::: Records to use
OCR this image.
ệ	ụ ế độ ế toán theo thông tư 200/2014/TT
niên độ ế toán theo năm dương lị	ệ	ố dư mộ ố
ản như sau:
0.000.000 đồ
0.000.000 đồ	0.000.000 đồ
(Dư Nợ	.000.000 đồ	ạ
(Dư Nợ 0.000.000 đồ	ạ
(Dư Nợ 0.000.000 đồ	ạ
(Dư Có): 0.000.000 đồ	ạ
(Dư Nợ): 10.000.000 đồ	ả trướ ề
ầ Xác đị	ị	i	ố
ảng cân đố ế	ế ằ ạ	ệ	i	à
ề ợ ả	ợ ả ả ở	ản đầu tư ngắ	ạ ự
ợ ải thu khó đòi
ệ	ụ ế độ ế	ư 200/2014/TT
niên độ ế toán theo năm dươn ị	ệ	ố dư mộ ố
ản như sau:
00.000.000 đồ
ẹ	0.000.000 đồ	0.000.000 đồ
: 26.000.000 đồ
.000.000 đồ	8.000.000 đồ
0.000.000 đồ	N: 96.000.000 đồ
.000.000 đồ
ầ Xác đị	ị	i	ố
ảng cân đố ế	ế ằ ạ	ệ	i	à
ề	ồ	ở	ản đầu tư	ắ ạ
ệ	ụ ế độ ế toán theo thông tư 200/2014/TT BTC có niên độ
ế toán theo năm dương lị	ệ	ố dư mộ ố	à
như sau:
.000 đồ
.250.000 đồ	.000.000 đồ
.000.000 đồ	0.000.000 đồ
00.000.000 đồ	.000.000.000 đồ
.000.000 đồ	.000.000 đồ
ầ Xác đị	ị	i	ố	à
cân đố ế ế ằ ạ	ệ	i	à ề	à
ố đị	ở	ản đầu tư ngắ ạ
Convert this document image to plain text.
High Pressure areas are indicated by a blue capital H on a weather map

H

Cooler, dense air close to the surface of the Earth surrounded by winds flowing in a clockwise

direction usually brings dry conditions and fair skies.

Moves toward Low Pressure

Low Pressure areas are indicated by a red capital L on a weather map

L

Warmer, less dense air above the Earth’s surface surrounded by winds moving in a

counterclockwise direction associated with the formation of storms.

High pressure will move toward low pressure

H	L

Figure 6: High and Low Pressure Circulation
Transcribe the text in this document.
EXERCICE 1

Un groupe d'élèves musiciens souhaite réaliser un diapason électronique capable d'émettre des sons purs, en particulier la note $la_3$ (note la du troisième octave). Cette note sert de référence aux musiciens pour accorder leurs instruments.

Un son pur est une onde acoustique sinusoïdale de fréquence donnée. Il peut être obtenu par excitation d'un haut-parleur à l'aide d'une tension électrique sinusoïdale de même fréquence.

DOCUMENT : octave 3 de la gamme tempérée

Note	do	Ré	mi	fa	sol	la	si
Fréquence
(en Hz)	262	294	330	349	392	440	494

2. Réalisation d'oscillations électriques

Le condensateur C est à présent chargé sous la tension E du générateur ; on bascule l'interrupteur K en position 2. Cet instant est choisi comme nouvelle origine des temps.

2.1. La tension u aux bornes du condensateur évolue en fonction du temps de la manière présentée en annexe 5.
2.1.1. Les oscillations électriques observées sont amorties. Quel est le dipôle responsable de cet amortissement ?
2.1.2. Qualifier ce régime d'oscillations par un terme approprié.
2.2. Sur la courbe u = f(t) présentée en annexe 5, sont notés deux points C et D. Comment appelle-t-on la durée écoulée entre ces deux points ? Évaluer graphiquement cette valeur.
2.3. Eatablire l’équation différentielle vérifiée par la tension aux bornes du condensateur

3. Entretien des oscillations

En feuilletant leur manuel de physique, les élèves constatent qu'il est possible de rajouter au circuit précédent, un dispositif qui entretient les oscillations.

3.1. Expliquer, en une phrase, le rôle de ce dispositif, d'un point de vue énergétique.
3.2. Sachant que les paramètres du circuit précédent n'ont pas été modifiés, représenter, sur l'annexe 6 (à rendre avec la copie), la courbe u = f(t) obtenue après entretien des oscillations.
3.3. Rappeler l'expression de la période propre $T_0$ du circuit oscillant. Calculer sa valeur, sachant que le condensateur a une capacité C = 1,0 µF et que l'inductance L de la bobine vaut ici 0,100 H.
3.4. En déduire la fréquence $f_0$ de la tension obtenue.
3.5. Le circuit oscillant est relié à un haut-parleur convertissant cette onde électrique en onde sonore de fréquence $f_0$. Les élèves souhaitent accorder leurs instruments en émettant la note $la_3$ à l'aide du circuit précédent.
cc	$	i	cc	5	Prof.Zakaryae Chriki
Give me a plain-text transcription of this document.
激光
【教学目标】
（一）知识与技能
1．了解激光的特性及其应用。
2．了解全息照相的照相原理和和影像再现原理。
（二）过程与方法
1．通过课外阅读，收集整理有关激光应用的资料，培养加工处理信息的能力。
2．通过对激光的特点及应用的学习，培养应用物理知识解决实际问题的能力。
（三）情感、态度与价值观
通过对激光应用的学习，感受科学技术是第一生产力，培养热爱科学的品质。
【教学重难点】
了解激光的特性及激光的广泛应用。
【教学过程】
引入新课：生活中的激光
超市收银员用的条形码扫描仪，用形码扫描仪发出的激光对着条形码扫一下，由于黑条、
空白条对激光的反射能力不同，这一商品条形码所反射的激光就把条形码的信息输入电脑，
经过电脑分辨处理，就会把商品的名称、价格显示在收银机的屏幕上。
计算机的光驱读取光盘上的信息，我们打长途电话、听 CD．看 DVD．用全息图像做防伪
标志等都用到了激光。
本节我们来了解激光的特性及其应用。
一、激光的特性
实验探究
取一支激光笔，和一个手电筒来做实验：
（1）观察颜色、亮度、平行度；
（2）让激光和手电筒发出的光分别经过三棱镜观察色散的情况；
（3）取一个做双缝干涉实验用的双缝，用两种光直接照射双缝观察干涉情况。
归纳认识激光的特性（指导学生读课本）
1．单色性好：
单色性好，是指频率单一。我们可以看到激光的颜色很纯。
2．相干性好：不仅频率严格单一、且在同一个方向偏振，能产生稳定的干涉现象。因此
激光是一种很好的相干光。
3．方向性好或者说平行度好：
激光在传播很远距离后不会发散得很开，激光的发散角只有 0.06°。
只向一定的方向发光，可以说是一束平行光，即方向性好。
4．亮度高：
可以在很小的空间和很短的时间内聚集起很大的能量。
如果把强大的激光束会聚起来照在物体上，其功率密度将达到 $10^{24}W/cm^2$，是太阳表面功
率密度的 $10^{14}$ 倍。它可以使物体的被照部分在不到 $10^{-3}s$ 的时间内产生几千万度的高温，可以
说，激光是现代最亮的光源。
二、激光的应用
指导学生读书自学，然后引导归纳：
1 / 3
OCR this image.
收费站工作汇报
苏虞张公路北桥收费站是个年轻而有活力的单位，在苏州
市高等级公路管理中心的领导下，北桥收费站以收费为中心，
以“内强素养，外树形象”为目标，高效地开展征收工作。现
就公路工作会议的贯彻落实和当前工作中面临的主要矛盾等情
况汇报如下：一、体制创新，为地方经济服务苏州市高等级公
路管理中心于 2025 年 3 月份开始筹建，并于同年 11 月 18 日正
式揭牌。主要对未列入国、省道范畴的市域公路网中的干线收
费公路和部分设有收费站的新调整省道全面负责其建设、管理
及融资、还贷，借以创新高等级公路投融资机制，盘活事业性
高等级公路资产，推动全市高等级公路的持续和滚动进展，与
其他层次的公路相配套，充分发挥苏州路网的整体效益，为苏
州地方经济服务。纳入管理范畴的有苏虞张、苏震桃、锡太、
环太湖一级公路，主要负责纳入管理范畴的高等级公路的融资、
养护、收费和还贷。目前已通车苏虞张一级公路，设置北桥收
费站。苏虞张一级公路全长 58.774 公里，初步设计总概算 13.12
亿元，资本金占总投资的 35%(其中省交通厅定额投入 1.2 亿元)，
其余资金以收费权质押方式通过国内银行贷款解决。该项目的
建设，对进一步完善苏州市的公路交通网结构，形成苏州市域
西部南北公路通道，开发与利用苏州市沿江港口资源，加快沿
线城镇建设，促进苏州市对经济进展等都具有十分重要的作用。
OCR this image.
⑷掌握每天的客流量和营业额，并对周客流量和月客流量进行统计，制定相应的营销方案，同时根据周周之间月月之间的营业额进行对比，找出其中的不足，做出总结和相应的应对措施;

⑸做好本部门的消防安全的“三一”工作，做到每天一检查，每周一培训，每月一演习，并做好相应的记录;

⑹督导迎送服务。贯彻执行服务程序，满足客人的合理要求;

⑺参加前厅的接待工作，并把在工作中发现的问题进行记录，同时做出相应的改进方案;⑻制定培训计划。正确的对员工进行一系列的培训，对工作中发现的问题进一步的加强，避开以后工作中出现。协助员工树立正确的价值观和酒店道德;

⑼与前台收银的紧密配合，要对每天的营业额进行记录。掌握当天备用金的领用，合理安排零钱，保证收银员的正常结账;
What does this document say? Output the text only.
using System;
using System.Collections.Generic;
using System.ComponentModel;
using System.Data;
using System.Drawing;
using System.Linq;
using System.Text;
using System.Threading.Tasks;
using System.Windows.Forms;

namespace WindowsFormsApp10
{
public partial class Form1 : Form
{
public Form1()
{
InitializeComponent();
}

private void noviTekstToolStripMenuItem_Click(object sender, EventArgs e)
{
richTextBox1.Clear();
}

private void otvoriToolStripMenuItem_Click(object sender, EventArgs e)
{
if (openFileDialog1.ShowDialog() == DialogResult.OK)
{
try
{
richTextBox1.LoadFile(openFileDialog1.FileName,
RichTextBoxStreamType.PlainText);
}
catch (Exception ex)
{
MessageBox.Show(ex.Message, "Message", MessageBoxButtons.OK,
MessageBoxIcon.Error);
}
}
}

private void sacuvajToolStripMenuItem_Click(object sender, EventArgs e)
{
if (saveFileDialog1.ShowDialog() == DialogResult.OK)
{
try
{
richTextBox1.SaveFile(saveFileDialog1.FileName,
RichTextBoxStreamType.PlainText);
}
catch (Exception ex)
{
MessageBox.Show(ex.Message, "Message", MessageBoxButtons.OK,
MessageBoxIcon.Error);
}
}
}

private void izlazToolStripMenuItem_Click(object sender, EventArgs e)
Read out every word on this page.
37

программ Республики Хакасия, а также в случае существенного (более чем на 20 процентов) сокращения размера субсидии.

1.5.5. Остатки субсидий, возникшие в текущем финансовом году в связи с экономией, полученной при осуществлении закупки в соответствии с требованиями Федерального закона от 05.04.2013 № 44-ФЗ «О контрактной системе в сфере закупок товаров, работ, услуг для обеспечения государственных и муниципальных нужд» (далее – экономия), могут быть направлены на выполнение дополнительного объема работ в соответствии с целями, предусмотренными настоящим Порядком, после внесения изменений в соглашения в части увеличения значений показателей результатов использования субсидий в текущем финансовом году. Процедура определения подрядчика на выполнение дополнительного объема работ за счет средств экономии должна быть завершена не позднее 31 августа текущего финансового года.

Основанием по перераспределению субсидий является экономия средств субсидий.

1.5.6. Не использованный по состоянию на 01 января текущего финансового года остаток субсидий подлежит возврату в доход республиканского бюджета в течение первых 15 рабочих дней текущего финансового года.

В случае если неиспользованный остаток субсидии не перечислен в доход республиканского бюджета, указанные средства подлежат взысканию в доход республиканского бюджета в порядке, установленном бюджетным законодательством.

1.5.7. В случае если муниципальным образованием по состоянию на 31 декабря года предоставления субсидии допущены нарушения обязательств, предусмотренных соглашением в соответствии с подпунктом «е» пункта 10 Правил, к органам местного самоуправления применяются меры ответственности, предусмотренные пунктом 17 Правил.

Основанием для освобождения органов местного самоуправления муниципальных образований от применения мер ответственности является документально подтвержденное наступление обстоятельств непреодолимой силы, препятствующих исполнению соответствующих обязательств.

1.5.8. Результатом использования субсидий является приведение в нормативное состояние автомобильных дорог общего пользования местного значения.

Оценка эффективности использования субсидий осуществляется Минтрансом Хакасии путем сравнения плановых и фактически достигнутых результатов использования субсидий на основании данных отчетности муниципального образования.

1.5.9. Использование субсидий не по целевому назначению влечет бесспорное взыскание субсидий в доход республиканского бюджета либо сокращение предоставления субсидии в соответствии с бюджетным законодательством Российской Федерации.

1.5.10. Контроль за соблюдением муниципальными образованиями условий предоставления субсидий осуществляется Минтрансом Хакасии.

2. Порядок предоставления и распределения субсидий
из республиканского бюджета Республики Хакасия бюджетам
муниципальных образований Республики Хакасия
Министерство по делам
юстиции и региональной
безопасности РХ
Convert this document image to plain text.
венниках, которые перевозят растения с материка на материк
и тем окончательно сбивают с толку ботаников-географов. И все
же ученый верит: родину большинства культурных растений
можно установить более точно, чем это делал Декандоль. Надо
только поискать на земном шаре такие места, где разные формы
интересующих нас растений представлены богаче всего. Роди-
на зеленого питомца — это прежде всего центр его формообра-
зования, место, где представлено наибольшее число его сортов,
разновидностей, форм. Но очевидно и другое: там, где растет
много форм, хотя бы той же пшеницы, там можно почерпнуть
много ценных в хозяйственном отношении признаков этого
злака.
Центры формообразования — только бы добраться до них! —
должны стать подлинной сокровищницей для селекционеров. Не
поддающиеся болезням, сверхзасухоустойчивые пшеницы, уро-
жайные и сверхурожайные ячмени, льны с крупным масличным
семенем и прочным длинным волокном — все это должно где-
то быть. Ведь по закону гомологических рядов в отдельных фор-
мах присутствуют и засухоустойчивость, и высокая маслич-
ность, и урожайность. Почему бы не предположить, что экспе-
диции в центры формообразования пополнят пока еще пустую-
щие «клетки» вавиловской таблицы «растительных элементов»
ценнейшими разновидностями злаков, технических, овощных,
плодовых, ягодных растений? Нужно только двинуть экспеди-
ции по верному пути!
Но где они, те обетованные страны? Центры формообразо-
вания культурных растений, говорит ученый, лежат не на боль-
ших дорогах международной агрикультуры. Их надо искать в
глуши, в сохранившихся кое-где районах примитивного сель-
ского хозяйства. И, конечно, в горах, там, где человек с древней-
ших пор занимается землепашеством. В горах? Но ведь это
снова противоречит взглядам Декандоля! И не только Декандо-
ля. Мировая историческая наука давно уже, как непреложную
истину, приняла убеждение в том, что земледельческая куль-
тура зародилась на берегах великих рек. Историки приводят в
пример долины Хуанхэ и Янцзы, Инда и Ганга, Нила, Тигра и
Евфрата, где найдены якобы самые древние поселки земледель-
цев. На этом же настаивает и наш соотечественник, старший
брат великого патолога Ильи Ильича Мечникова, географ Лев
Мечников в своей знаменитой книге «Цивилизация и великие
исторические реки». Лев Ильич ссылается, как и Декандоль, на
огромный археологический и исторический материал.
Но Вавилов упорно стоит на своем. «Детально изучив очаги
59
::::::
— Aim —
Copy the lines from the entries above in which the word "private" appears.

— Output of the exercise —
private void noviTekstToolStripMenuItem_Click(object sender, EventArgs e)
private void otvoriToolStripMenuItem_Click(object sender, EventArgs e)
private void sacuvajToolStripMenuItem_Click(object sender, EventArgs e)
private void izlazToolStripMenuItem_Click(object sender, EventArgs e)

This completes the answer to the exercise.